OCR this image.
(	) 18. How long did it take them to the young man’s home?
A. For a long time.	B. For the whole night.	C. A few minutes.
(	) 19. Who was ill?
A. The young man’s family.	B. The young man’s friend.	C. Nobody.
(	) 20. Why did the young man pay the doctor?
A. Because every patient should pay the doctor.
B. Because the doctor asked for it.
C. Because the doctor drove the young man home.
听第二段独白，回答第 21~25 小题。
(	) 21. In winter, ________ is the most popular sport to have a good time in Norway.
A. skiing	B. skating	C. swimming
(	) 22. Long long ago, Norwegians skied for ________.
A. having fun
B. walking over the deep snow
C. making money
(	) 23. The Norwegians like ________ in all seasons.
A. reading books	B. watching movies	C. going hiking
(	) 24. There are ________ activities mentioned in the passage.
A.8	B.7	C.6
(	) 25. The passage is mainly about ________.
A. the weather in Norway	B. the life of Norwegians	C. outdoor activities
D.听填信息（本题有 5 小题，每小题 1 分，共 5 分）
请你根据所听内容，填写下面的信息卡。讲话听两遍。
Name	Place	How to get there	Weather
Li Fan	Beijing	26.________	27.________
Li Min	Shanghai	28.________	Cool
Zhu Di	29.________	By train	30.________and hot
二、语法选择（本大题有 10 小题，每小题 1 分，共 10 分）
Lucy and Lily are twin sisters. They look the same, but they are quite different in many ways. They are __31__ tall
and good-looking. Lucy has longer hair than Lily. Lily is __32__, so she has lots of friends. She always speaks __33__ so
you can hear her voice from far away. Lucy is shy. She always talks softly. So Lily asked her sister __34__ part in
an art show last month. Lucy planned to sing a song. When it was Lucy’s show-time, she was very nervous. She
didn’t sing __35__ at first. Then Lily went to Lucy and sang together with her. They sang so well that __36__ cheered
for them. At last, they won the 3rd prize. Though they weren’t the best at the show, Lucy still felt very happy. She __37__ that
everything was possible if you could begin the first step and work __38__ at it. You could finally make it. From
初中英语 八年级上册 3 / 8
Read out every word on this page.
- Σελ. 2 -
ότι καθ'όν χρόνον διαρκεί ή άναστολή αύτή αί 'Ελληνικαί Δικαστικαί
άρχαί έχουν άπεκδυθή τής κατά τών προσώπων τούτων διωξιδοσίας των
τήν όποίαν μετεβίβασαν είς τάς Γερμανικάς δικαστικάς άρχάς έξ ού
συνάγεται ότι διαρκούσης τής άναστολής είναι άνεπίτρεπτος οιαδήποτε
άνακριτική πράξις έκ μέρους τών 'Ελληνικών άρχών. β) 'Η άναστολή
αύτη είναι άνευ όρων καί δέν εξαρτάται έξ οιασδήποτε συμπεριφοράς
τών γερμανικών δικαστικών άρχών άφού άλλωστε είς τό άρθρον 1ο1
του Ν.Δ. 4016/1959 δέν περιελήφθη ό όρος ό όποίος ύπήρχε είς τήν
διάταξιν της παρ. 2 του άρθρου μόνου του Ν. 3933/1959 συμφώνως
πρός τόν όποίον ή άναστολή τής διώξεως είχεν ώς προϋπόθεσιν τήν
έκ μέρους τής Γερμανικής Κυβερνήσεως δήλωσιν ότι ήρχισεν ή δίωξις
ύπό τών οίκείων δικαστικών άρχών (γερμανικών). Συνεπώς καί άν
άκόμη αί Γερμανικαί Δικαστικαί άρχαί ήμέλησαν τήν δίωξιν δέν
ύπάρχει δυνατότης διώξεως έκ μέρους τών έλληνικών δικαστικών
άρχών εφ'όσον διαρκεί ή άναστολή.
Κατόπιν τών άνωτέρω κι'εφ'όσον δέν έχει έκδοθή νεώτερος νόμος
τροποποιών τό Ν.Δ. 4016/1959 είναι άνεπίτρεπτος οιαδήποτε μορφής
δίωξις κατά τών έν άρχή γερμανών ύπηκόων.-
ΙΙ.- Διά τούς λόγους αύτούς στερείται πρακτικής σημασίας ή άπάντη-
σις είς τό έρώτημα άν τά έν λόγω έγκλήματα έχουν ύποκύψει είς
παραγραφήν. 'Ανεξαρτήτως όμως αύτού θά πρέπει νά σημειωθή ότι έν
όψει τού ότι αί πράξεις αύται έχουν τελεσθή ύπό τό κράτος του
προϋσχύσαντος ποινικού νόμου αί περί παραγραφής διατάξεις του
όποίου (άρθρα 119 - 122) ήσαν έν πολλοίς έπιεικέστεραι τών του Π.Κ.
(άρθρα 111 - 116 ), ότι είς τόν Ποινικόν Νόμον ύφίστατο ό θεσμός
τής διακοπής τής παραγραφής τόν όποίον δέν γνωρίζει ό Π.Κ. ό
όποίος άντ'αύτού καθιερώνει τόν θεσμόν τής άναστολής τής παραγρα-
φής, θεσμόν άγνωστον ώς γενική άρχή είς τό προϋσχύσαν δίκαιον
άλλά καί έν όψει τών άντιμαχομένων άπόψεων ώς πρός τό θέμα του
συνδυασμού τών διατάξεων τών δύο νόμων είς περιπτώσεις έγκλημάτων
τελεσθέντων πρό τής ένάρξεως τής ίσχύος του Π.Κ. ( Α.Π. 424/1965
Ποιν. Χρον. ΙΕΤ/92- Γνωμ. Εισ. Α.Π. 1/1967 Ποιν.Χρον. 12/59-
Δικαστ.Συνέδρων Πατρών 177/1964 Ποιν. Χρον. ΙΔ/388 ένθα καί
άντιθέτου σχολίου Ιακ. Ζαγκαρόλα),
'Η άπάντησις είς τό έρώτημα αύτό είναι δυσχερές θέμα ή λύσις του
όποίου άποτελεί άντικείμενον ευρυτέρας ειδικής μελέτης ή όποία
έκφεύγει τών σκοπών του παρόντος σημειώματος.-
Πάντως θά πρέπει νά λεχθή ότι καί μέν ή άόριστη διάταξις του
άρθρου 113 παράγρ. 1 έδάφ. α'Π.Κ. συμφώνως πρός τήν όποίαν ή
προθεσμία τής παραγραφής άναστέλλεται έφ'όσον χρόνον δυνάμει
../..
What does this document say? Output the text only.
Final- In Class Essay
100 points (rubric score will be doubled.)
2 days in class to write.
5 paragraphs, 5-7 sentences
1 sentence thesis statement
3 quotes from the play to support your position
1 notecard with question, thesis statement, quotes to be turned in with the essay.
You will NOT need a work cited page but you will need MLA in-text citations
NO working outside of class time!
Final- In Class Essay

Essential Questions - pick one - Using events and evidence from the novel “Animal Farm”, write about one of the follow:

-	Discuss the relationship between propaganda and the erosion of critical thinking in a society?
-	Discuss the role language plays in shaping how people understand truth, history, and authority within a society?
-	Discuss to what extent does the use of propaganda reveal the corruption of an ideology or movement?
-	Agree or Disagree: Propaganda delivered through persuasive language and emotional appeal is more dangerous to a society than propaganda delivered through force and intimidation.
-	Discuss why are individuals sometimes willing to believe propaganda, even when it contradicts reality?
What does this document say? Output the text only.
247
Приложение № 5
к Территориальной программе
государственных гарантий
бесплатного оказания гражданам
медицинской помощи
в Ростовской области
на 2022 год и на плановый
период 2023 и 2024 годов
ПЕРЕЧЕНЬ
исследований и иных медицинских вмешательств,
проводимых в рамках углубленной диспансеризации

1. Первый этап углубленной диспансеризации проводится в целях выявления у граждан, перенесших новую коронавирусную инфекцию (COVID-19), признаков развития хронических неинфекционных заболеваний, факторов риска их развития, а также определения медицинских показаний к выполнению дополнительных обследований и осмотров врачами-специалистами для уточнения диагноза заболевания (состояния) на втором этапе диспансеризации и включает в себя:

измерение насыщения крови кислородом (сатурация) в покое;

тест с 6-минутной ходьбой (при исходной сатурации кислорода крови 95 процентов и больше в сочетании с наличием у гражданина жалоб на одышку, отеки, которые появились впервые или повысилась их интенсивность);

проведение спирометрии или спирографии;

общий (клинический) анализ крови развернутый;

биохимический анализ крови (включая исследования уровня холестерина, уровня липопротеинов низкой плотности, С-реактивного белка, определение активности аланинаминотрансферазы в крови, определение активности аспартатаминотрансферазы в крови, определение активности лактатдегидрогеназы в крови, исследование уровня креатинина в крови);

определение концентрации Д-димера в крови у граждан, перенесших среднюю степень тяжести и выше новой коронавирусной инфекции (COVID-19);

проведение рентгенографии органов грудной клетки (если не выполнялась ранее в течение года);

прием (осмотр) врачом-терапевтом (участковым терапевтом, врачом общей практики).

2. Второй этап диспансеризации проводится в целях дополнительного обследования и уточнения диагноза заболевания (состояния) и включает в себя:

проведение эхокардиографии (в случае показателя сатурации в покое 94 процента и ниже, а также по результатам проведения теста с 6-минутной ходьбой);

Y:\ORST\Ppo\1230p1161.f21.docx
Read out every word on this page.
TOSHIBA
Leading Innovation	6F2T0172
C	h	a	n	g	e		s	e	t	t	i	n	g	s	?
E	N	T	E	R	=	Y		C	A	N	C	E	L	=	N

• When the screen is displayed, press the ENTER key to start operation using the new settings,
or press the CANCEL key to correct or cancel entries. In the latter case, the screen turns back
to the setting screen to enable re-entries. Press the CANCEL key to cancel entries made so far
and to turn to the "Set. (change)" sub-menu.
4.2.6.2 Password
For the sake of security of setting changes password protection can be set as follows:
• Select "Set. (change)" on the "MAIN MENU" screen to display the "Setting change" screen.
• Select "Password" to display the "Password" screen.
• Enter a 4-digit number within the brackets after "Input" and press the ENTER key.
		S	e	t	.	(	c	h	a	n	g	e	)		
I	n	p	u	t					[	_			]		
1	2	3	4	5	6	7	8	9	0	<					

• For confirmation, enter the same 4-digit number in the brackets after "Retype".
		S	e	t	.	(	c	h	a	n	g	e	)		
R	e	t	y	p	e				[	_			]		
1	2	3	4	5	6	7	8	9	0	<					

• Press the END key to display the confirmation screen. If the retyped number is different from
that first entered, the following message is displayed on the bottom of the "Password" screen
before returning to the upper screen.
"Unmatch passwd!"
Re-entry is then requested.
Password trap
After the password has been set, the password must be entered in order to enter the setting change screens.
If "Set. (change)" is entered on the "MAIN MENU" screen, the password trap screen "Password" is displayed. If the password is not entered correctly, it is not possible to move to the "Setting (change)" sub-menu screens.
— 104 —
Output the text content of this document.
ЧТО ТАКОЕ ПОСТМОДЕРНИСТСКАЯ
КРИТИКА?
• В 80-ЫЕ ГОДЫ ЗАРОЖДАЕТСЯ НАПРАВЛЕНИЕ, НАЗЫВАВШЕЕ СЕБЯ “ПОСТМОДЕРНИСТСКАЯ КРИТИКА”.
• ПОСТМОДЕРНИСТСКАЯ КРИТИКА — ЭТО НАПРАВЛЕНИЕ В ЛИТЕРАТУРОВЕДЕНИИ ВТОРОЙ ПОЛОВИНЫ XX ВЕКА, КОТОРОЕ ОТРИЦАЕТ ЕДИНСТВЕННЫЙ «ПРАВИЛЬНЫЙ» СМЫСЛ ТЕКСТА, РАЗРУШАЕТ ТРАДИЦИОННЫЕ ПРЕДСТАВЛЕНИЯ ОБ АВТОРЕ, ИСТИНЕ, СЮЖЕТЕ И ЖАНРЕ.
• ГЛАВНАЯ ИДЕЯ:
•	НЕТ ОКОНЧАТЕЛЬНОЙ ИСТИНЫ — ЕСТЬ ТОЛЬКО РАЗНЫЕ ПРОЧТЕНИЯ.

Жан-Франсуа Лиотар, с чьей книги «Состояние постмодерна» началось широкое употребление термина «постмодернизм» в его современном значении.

——————

## EXERCISE INSTRUCTIONS
Every line from the one containing "Output the text content of this document." through the end of the data must be repeated exactly, and no other line.

## THE ANSWER
Output the text content of this document.
ЧТО ТАКОЕ ПОСТМОДЕРНИСТСКАЯ
КРИТИКА?
• В 80-ЫЕ ГОДЫ ЗАРОЖДАЕТСЯ НАПРАВЛЕНИЕ, НАЗЫВАВШЕЕ СЕБЯ “ПОСТМОДЕРНИСТСКАЯ КРИТИКА”.
• ПОСТМОДЕРНИСТСКАЯ КРИТИКА — ЭТО НАПРАВЛЕНИЕ В ЛИТЕРАТУРОВЕДЕНИИ ВТОРОЙ ПОЛОВИНЫ XX ВЕКА, КОТОРОЕ ОТРИЦАЕТ ЕДИНСТВЕННЫЙ «ПРАВИЛЬНЫЙ» СМЫСЛ ТЕКСТА, РАЗРУШАЕТ ТРАДИЦИОННЫЕ ПРЕДСТАВЛЕНИЯ ОБ АВТОРЕ, ИСТИНЕ, СЮЖЕТЕ И ЖАНРЕ.
• ГЛАВНАЯ ИДЕЯ:
•	НЕТ ОКОНЧАТЕЛЬНОЙ ИСТИНЫ — ЕСТЬ ТОЛЬКО РАЗНЫЕ ПРОЧТЕНИЯ.

Жан-Франсуа Лиотар, с чьей книги «Состояние постмодерна» началось широкое употребление термина «постмодернизм» в его современном значении.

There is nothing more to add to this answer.